Saved entries
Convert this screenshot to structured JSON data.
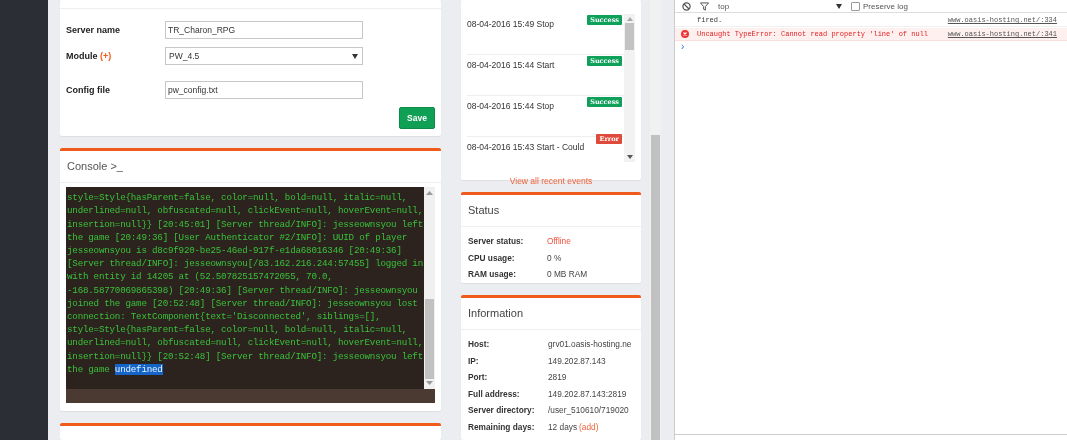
{
  "settings_form": {
    "fields": [
      {
        "label": "Server name",
        "kind": "text",
        "value": "TR_Charon_RPG"
      },
      {
        "label": "Module",
        "label_extra": "(+)",
        "kind": "select",
        "value": "PW_4.5"
      },
      {
        "label": "Config file",
        "kind": "text",
        "value": "pw_config.txt"
      }
    ],
    "save_button": "Save"
  },
  "console": {
    "title": "Console >_",
    "lines": [
      "style=Style{hasParent=false, color=null, bold=null, italic=null,",
      "underlined=null, obfuscated=null, clickEvent=null, hoverEvent=null,",
      "insertion=null}} [20:45:01] [Server thread/INFO]: jesseownsyou left",
      "the game [20:49:36] [User Authenticator #2/INFO]: UUID of player",
      "jesseownsyou is d8c9f920-be25-46ed-917f-e1da68016346 [20:49:36]",
      "[Server thread/INFO]: jesseownsyou[/83.162.216.244:57455] logged in",
      "with entity id 14205 at (52.507825157472055, 70.0,",
      "-168.58770069865398) [20:49:36] [Server thread/INFO]: jesseownsyou",
      "joined the game [20:52:48] [Server thread/INFO]: jesseownsyou lost",
      "connection: TextComponent{text='Disconnected', siblings=[],",
      "style=Style{hasParent=false, color=null, bold=null, italic=null,",
      "underlined=null, obfuscated=null, clickEvent=null, hoverEvent=null,",
      "insertion=null}} [20:52:48] [Server thread/INFO]: jesseownsyou left",
      "the game "
    ],
    "selected_text": "undefined"
  },
  "events": {
    "items": [
      {
        "text": "08-04-2016 15:49 Stop",
        "status": "Success",
        "kind": "success"
      },
      {
        "text": "08-04-2016 15:44 Start",
        "status": "Success",
        "kind": "success"
      },
      {
        "text": "08-04-2016 15:44 Stop",
        "status": "Success",
        "kind": "success"
      },
      {
        "text": "08-04-2016 15:43 Start - Could",
        "status": "Error",
        "kind": "error"
      }
    ],
    "link": "View all recent events"
  },
  "status": {
    "title": "Status",
    "rows": [
      {
        "label": "Server status:",
        "value": "Offline",
        "kind": "alert"
      },
      {
        "label": "CPU usage:",
        "value": "0 %",
        "kind": "plain"
      },
      {
        "label": "RAM usage:",
        "value": "0 MB RAM",
        "kind": "plain"
      }
    ]
  },
  "information": {
    "title": "Information",
    "rows": [
      {
        "label": "Host:",
        "value": "grv01.oasis-hosting.ne"
      },
      {
        "label": "IP:",
        "value": "149.202.87.143"
      },
      {
        "label": "Port:",
        "value": "2819"
      },
      {
        "label": "Full address:",
        "value": "149.202.87.143:2819"
      },
      {
        "label": "Server directory:",
        "value": "/user_510610/719020"
      },
      {
        "label": "Remaining days:",
        "value": "12 days",
        "link": "(add)"
      }
    ]
  },
  "devtools": {
    "context": "top",
    "preserve_log": {
      "label": "Preserve log",
      "checked": false
    },
    "messages": [
      {
        "kind": "info",
        "text": "fired.",
        "source": "www.oasis-hosting.net/:334"
      },
      {
        "kind": "error",
        "text": "Uncaught TypeError: Cannot read property 'line' of null",
        "source": "www.oasis-hosting.net/:341"
      }
    ],
    "prompt": "›"
  }
}
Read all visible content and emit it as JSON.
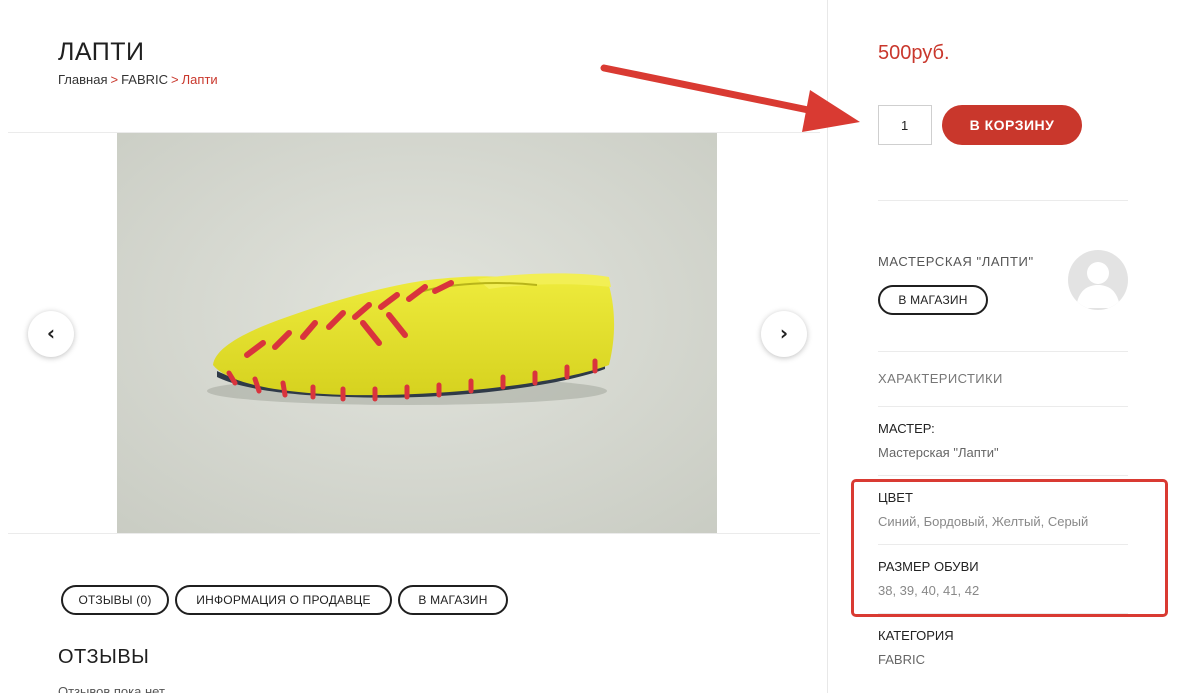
{
  "page": {
    "title": "ЛАПТИ",
    "breadcrumb": [
      {
        "label": "Главная"
      },
      {
        "label": "FABRIC"
      },
      {
        "label": "Лапти"
      }
    ],
    "breadcrumb_separator": ">"
  },
  "gallery": {
    "prev_icon": "chevron-left-icon",
    "next_icon": "chevron-right-icon",
    "prev_glyph": "‹",
    "next_glyph": "›",
    "image_description_icon": "yellow-felt-shoe-image"
  },
  "tabs": [
    {
      "label": "ОТЗЫВЫ (0)"
    },
    {
      "label": "ИНФОРМАЦИЯ О ПРОДАВЦЕ"
    },
    {
      "label": "В МАГАЗИН"
    }
  ],
  "reviews": {
    "heading": "ОТЗЫВЫ",
    "empty_text": "Отзывов пока нет."
  },
  "product": {
    "price": "500руб.",
    "quantity": "1",
    "add_to_cart_label": "В КОРЗИНУ"
  },
  "vendor": {
    "name": "МАСТЕРСКАЯ \"ЛАПТИ\"",
    "shop_button_label": "В МАГАЗИН",
    "avatar_icon": "default-user-avatar-icon"
  },
  "characteristics": {
    "heading": "ХАРАКТЕРИСТИКИ",
    "items": [
      {
        "label": "МАСТЕР:",
        "value": "Мастерская \"Лапти\""
      },
      {
        "label": "ЦВЕТ",
        "value": "Синий, Бордовый, Желтый, Серый"
      },
      {
        "label": "РАЗМЕР ОБУВИ",
        "value": "38, 39, 40, 41, 42"
      },
      {
        "label": "КАТЕГОРИЯ",
        "value": "FABRIC"
      }
    ]
  },
  "colors": {
    "accent": "#c9372c",
    "annotation_red": "#d93a32",
    "text": "#1f1f1f"
  }
}
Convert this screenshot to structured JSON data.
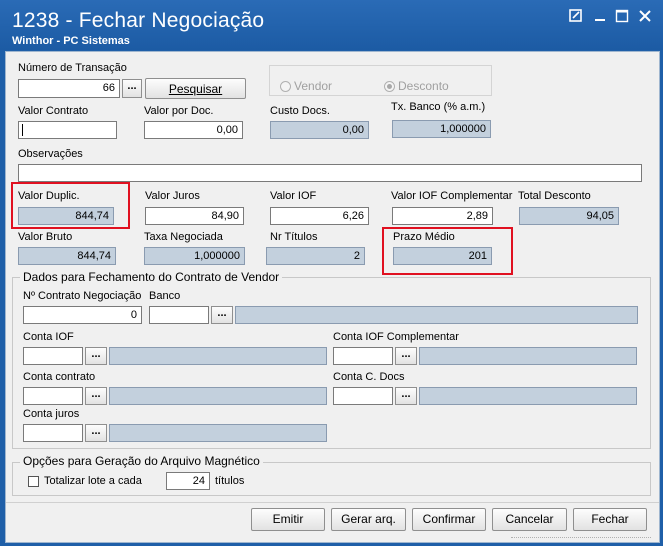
{
  "window": {
    "title": "1238 - Fechar Negociação",
    "subtitle": "Winthor - PC Sistemas",
    "controls": [
      "restore-icon",
      "minimize-icon",
      "maximize-icon",
      "close-icon"
    ]
  },
  "transacao": {
    "label": "Número de Transação",
    "value": "66",
    "dots": "...",
    "pesquisar": "Pesquisar"
  },
  "tipo": {
    "vendor": "Vendor",
    "desconto": "Desconto",
    "selected": "Desconto"
  },
  "row2": {
    "valor_contrato_label": "Valor Contrato",
    "valor_contrato": "",
    "valor_por_doc_label": "Valor por Doc.",
    "valor_por_doc": "0,00",
    "custo_docs_label": "Custo Docs.",
    "custo_docs": "0,00",
    "tx_banco_label": "Tx. Banco (% a.m.)",
    "tx_banco": "1,000000"
  },
  "observacoes": {
    "label": "Observações",
    "value": ""
  },
  "row3": {
    "valor_duplic_label": "Valor Duplic.",
    "valor_duplic": "844,74",
    "valor_juros_label": "Valor Juros",
    "valor_juros": "84,90",
    "valor_iof_label": "Valor IOF",
    "valor_iof": "6,26",
    "valor_iof_comp_label": "Valor IOF Complementar",
    "valor_iof_comp": "2,89",
    "total_desconto_label": "Total Desconto",
    "total_desconto": "94,05"
  },
  "row4": {
    "valor_bruto_label": "Valor Bruto",
    "valor_bruto": "844,74",
    "taxa_negociada_label": "Taxa Negociada",
    "taxa_negociada": "1,000000",
    "nr_titulos_label": "Nr Títulos",
    "nr_titulos": "2",
    "prazo_medio_label": "Prazo Médio",
    "prazo_medio": "201"
  },
  "contrato": {
    "group_title": "Dados para Fechamento do Contrato de Vendor",
    "nro_contrato_label": "Nº Contrato Negociação",
    "nro_contrato": "0",
    "banco_label": "Banco",
    "conta_iof_label": "Conta IOF",
    "conta_iof_comp_label": "Conta IOF Complementar",
    "conta_contrato_label": "Conta contrato",
    "conta_c_docs_label": "Conta C. Docs",
    "conta_juros_label": "Conta juros",
    "dots": "..."
  },
  "magnetico": {
    "group_title": "Opções para Geração do Arquivo Magnético",
    "totalizar_label": "Totalizar lote a cada",
    "quantidade": "24",
    "titulos_label": "títulos",
    "checked": false
  },
  "buttons": {
    "emitir": "Emitir",
    "gerar": "Gerar arq.",
    "confirmar": "Confirmar",
    "cancelar": "Cancelar",
    "fechar": "Fechar"
  }
}
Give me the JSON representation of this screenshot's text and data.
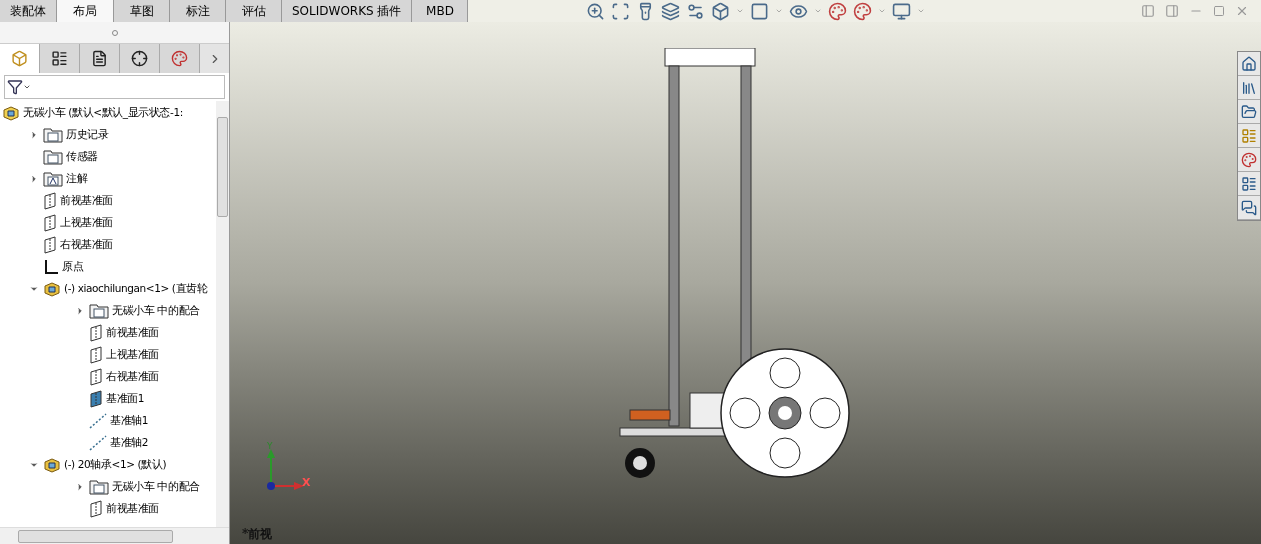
{
  "tabs": [
    {
      "label": "装配体",
      "selected": false
    },
    {
      "label": "布局",
      "selected": true
    },
    {
      "label": "草图",
      "selected": false
    },
    {
      "label": "标注",
      "selected": false
    },
    {
      "label": "评估",
      "selected": false
    },
    {
      "label": "SOLIDWORKS 插件",
      "selected": false
    },
    {
      "label": "MBD",
      "selected": false
    }
  ],
  "panel_tabs": [
    {
      "kind": "feature",
      "selected": true
    },
    {
      "kind": "property",
      "selected": false
    },
    {
      "kind": "config",
      "selected": false
    },
    {
      "kind": "dimxpert",
      "selected": false
    },
    {
      "kind": "display",
      "selected": false
    }
  ],
  "tree": [
    {
      "label": "无碳小车  (默认<默认_显示状态-1:",
      "kind": "assembly",
      "children": [
        {
          "label": "历史记录",
          "kind": "history",
          "expanded": false
        },
        {
          "label": "传感器",
          "kind": "sensor"
        },
        {
          "label": "注解",
          "kind": "annotation",
          "expanded": false
        },
        {
          "label": "前视基准面",
          "kind": "plane"
        },
        {
          "label": "上视基准面",
          "kind": "plane"
        },
        {
          "label": "右视基准面",
          "kind": "plane"
        },
        {
          "label": "原点",
          "kind": "origin"
        },
        {
          "label": "(-) xiaochilungan<1> (直齿轮",
          "kind": "part",
          "expanded": true,
          "children": [
            {
              "label": "无碳小车 中的配合",
              "kind": "mates",
              "expanded": false
            },
            {
              "label": "前视基准面",
              "kind": "plane"
            },
            {
              "label": "上视基准面",
              "kind": "plane"
            },
            {
              "label": "右视基准面",
              "kind": "plane"
            },
            {
              "label": "基准面1",
              "kind": "plane-solid"
            },
            {
              "label": "基准轴1",
              "kind": "axis"
            },
            {
              "label": "基准轴2",
              "kind": "axis"
            }
          ]
        },
        {
          "label": "(-) 20轴承<1> (默认)",
          "kind": "part",
          "expanded": true,
          "children": [
            {
              "label": "无碳小车 中的配合",
              "kind": "mates",
              "expanded": false
            },
            {
              "label": "前视基准面",
              "kind": "plane"
            }
          ]
        }
      ]
    }
  ],
  "triad": {
    "x_label": "X",
    "y_label": "Y"
  },
  "view_label": "*前视"
}
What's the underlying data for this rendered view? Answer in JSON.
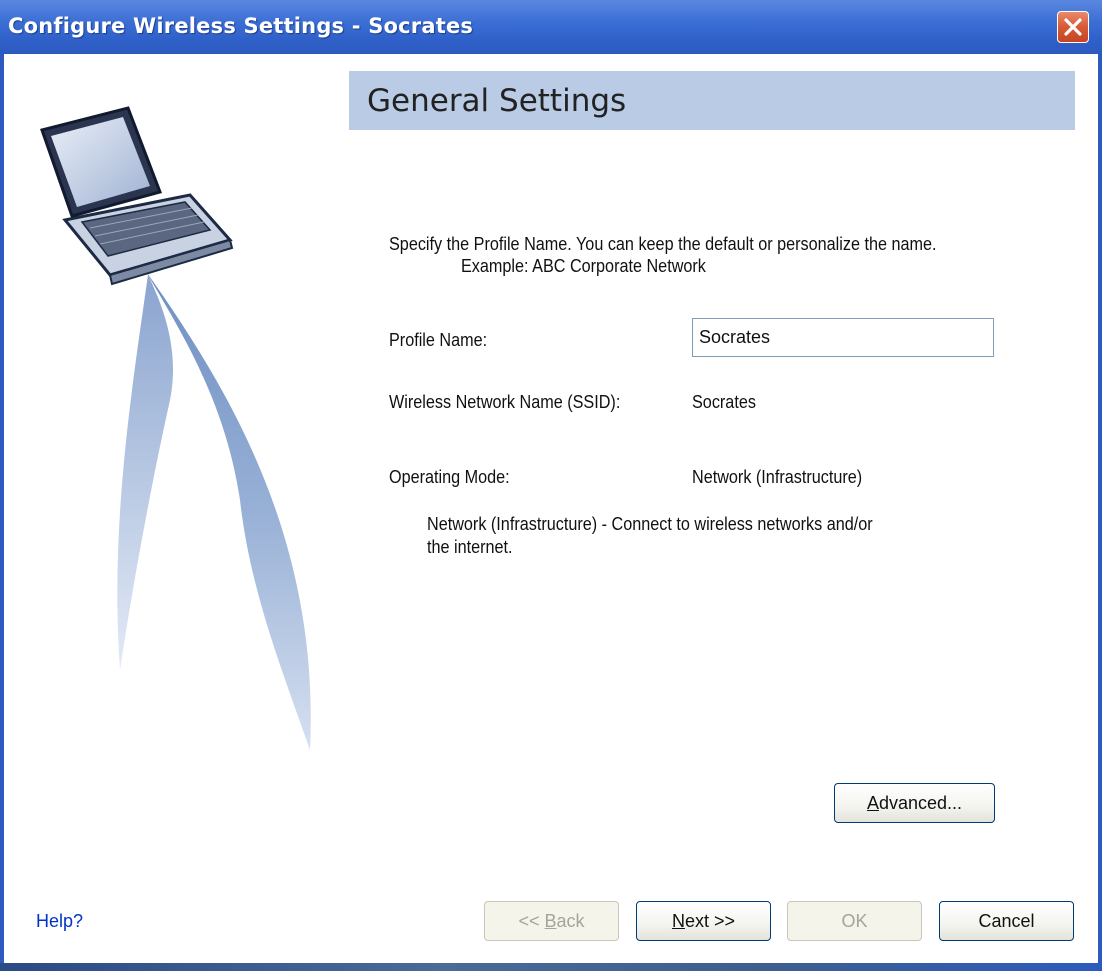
{
  "window": {
    "title": "Configure Wireless Settings - Socrates",
    "close_icon": "close-icon"
  },
  "header": {
    "title": "General Settings"
  },
  "instructions": {
    "line1": "Specify the Profile Name. You can keep the default or personalize the name.",
    "line2": "Example: ABC Corporate Network"
  },
  "fields": {
    "profile_name_label": "Profile Name:",
    "profile_name_value": "Socrates",
    "ssid_label": "Wireless Network Name (SSID):",
    "ssid_value": "Socrates",
    "mode_label": "Operating Mode:",
    "mode_value": "Network (Infrastructure)",
    "mode_description_line1": "Network (Infrastructure) - Connect to wireless networks and/or",
    "mode_description_line2": "the internet."
  },
  "buttons": {
    "advanced_prefix": "A",
    "advanced_rest": "dvanced...",
    "back_prefix": "<< ",
    "back_accel": "B",
    "back_rest": "ack",
    "back_enabled": false,
    "next_accel": "N",
    "next_rest": "ext >>",
    "ok": "OK",
    "ok_enabled": false,
    "cancel": "Cancel"
  },
  "help": {
    "label": "Help?"
  },
  "colors": {
    "titlebar": "#3c6fd5",
    "header_band": "#b9cbe5",
    "link": "#0033cc",
    "close_button": "#d75a35"
  }
}
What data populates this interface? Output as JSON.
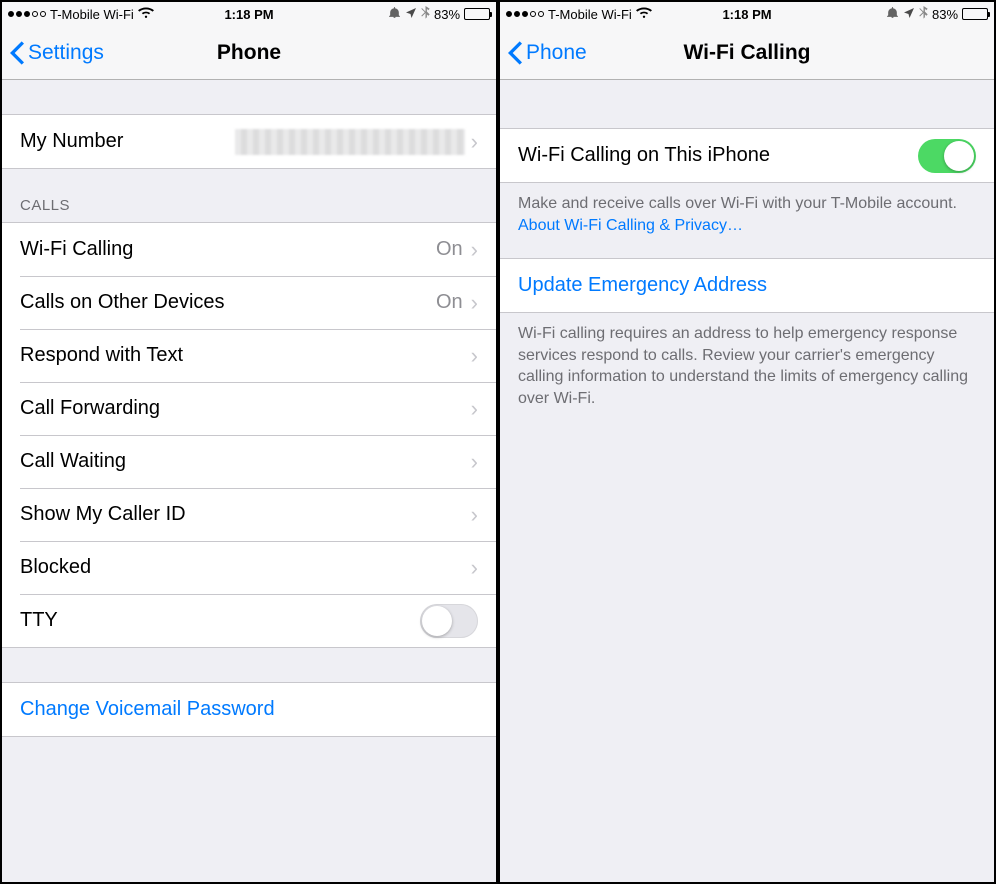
{
  "status": {
    "carrier": "T-Mobile Wi-Fi",
    "time": "1:18 PM",
    "battery_pct": "83%"
  },
  "left": {
    "back_label": "Settings",
    "title": "Phone",
    "my_number_label": "My Number",
    "calls_header": "CALLS",
    "rows": {
      "wifi_calling": {
        "label": "Wi-Fi Calling",
        "value": "On"
      },
      "other_devices": {
        "label": "Calls on Other Devices",
        "value": "On"
      },
      "respond_text": {
        "label": "Respond with Text"
      },
      "call_forwarding": {
        "label": "Call Forwarding"
      },
      "call_waiting": {
        "label": "Call Waiting"
      },
      "caller_id": {
        "label": "Show My Caller ID"
      },
      "blocked": {
        "label": "Blocked"
      },
      "tty": {
        "label": "TTY",
        "on": false
      }
    },
    "change_voicemail": "Change Voicemail Password"
  },
  "right": {
    "back_label": "Phone",
    "title": "Wi-Fi Calling",
    "toggle_label": "Wi-Fi Calling on This iPhone",
    "toggle_on": true,
    "footer1_text": "Make and receive calls over Wi-Fi with your T-Mobile account. ",
    "footer1_link": "About Wi-Fi Calling & Privacy…",
    "update_address": "Update Emergency Address",
    "footer2": "Wi-Fi calling requires an address to help emergency response services respond to calls. Review your carrier's emergency calling information to understand the limits of emergency calling over Wi-Fi."
  }
}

# WORK INSTRUCTIONS
State how many lines of the listing include "oasis", and nothing more.

# REPLY TO THE TASK
3